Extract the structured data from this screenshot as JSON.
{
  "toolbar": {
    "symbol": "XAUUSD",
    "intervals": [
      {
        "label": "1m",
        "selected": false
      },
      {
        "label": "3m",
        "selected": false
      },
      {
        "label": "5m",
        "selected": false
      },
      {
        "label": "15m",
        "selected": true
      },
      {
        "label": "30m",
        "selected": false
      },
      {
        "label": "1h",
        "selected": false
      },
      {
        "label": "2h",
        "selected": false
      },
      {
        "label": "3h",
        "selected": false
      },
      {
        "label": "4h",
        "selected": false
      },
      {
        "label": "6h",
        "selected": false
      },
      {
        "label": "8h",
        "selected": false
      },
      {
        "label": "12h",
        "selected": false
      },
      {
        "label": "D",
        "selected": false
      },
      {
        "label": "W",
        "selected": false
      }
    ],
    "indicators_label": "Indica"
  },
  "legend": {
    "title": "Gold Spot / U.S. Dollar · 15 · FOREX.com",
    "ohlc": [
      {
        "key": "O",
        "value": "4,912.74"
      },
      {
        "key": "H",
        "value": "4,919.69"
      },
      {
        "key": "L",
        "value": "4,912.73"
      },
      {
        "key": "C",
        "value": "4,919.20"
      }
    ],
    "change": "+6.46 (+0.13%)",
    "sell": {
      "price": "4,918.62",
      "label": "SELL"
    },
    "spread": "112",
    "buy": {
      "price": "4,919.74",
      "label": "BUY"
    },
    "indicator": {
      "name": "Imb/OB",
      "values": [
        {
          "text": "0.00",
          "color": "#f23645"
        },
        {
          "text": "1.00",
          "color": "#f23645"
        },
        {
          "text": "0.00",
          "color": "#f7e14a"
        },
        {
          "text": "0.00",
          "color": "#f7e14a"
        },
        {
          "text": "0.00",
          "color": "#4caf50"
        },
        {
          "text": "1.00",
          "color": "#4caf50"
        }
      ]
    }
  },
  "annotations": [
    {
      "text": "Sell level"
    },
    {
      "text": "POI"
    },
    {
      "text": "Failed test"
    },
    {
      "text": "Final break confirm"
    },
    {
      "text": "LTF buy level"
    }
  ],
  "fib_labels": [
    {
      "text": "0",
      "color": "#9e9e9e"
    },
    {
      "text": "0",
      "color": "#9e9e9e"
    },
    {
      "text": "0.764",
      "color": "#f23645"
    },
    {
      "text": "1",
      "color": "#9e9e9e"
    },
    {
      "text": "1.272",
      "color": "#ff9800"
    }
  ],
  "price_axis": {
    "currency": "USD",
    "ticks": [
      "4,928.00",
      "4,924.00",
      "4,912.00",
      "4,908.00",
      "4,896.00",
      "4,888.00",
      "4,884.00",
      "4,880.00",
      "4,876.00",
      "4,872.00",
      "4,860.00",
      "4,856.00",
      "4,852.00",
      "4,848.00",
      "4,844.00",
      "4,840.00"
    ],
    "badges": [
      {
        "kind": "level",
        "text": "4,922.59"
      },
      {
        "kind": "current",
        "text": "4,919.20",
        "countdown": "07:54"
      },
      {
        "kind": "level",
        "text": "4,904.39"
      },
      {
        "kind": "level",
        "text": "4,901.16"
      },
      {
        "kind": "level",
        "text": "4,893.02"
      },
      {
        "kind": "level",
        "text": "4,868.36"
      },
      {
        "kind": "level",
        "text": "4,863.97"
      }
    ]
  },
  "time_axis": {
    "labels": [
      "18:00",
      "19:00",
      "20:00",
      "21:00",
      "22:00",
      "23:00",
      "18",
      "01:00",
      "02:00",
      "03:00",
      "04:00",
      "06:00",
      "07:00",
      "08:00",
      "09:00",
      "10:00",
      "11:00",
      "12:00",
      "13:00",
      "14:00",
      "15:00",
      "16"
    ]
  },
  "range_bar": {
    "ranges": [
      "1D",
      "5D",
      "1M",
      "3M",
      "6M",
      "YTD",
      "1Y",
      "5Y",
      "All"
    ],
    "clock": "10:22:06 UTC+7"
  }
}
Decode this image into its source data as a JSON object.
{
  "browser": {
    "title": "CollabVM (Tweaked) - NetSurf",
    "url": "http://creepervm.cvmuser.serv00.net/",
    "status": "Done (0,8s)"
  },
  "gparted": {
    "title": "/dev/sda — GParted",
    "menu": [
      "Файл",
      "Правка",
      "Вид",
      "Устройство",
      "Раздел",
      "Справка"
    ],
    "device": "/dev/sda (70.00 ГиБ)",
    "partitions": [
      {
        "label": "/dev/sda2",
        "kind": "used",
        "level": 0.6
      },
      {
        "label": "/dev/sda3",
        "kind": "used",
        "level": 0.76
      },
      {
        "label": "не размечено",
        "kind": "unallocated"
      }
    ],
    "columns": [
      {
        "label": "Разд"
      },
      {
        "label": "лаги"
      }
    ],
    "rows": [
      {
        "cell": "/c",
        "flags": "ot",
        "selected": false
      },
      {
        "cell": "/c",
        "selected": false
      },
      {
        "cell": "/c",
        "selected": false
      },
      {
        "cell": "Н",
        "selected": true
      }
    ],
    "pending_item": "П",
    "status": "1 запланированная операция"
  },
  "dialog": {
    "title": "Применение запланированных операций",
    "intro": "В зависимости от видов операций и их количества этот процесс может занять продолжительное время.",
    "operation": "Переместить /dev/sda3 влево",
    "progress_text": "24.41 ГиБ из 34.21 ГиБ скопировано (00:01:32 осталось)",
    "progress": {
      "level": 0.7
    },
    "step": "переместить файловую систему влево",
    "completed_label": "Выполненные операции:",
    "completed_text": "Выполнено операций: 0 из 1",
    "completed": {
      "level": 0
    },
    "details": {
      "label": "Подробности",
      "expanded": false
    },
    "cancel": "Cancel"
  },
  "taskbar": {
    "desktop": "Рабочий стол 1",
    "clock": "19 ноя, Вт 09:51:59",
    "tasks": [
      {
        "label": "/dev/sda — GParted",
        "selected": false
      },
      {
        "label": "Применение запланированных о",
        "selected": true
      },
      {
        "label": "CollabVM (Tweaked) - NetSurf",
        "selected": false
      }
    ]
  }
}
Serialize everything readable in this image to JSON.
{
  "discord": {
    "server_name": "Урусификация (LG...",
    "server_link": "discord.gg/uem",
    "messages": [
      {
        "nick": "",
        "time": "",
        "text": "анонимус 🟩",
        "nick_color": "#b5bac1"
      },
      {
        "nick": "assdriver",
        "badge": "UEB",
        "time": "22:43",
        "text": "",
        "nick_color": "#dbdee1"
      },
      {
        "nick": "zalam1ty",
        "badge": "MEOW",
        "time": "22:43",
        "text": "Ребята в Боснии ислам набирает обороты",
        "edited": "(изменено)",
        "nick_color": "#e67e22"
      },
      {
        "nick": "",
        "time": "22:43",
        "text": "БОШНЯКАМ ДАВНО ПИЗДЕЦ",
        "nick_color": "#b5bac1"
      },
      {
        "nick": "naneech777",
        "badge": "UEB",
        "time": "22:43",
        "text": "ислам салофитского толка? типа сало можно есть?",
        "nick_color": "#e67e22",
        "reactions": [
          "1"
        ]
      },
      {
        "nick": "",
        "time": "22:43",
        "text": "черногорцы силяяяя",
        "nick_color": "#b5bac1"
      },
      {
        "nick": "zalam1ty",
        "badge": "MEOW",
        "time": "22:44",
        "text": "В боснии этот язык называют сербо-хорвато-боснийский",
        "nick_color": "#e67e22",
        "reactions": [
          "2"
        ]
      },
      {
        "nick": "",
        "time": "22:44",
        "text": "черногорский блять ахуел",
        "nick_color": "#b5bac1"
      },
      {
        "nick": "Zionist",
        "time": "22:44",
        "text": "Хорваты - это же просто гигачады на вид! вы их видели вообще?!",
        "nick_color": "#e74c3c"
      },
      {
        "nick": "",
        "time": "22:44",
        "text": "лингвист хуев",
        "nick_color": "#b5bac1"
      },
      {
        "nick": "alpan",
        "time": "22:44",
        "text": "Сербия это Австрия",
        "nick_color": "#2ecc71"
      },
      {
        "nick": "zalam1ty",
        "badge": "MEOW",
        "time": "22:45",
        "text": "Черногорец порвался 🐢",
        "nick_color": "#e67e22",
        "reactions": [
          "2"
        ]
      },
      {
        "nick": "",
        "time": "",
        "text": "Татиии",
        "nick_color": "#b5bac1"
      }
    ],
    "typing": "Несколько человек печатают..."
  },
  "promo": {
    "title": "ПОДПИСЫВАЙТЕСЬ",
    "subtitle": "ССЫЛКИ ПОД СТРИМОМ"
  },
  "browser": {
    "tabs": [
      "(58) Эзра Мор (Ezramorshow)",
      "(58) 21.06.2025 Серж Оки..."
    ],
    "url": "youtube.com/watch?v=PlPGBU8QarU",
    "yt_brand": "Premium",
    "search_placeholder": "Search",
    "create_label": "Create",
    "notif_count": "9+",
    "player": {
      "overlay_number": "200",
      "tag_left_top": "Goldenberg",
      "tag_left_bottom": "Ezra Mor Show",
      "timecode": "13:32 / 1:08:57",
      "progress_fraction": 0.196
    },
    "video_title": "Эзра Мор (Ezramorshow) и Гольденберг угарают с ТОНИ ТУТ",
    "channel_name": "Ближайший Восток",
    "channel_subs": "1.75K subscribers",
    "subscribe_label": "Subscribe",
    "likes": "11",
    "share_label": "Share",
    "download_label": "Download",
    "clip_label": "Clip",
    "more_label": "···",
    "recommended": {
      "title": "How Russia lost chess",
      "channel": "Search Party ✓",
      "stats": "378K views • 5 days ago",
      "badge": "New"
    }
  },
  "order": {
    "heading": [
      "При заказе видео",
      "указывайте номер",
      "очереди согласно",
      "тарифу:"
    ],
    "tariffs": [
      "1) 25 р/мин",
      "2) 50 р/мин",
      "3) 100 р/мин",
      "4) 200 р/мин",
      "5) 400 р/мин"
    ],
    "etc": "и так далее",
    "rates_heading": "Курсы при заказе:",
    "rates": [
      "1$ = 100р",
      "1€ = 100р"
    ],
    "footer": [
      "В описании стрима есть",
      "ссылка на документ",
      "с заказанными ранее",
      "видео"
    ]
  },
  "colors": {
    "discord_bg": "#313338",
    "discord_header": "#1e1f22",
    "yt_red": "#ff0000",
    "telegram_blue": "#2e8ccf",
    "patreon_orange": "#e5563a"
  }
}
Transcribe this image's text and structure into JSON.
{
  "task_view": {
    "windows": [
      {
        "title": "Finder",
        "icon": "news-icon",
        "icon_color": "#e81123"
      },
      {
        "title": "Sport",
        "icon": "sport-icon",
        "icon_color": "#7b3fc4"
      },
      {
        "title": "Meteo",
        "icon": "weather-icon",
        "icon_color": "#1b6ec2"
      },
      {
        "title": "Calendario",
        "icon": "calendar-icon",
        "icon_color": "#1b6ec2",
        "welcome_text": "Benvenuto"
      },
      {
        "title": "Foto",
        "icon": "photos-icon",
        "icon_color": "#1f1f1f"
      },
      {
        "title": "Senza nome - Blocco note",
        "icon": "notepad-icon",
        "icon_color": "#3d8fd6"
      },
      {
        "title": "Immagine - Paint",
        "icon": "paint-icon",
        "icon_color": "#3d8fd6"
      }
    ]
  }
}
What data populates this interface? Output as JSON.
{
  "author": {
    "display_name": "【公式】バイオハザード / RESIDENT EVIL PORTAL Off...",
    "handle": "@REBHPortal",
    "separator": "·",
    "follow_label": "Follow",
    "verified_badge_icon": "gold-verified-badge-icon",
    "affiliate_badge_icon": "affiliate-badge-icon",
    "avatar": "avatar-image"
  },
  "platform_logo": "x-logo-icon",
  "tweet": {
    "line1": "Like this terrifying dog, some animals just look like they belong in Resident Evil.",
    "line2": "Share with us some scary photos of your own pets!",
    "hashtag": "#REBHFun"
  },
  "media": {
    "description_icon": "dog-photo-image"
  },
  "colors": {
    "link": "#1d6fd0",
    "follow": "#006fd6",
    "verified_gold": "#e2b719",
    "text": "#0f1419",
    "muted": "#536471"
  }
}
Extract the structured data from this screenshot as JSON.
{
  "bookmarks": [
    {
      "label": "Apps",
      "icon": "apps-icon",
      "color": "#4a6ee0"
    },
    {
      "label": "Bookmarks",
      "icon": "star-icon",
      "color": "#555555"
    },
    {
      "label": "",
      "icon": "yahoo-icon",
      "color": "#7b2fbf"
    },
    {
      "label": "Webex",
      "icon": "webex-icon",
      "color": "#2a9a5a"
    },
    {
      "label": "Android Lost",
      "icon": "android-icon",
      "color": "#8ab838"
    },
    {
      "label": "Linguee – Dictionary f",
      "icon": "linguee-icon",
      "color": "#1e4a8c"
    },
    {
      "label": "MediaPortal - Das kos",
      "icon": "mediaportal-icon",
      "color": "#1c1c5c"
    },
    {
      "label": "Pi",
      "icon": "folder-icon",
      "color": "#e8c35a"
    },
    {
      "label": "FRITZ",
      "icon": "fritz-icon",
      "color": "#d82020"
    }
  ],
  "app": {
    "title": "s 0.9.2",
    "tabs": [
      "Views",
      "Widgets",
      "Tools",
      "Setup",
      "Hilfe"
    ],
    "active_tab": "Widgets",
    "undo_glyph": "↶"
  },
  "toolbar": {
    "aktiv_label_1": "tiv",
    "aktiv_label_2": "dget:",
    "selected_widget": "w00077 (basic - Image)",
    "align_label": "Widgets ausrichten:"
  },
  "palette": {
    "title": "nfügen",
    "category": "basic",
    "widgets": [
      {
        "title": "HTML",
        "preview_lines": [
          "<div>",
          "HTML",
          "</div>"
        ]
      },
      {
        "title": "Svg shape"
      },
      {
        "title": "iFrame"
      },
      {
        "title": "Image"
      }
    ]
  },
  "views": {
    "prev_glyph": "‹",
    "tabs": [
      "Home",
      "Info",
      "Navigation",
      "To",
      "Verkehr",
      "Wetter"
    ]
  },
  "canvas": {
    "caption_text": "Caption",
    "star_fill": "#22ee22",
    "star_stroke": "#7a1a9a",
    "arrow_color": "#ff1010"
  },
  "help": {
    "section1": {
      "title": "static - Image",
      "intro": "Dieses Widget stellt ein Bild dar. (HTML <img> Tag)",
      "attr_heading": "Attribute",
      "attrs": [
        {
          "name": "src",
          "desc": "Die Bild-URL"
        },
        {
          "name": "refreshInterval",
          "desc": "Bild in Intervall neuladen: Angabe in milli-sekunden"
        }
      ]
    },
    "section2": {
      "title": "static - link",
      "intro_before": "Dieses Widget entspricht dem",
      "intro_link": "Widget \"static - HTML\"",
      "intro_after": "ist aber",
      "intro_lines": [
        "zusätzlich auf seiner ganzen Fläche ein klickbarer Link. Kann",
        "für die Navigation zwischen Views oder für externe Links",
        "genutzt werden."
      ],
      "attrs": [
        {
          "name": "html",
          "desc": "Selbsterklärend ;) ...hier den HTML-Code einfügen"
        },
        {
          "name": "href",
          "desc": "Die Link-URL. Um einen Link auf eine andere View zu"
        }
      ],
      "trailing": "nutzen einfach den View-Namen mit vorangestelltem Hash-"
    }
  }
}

Task details: Tally every line of the listing that holds the string "Search", then give the number by itself.

Output: 2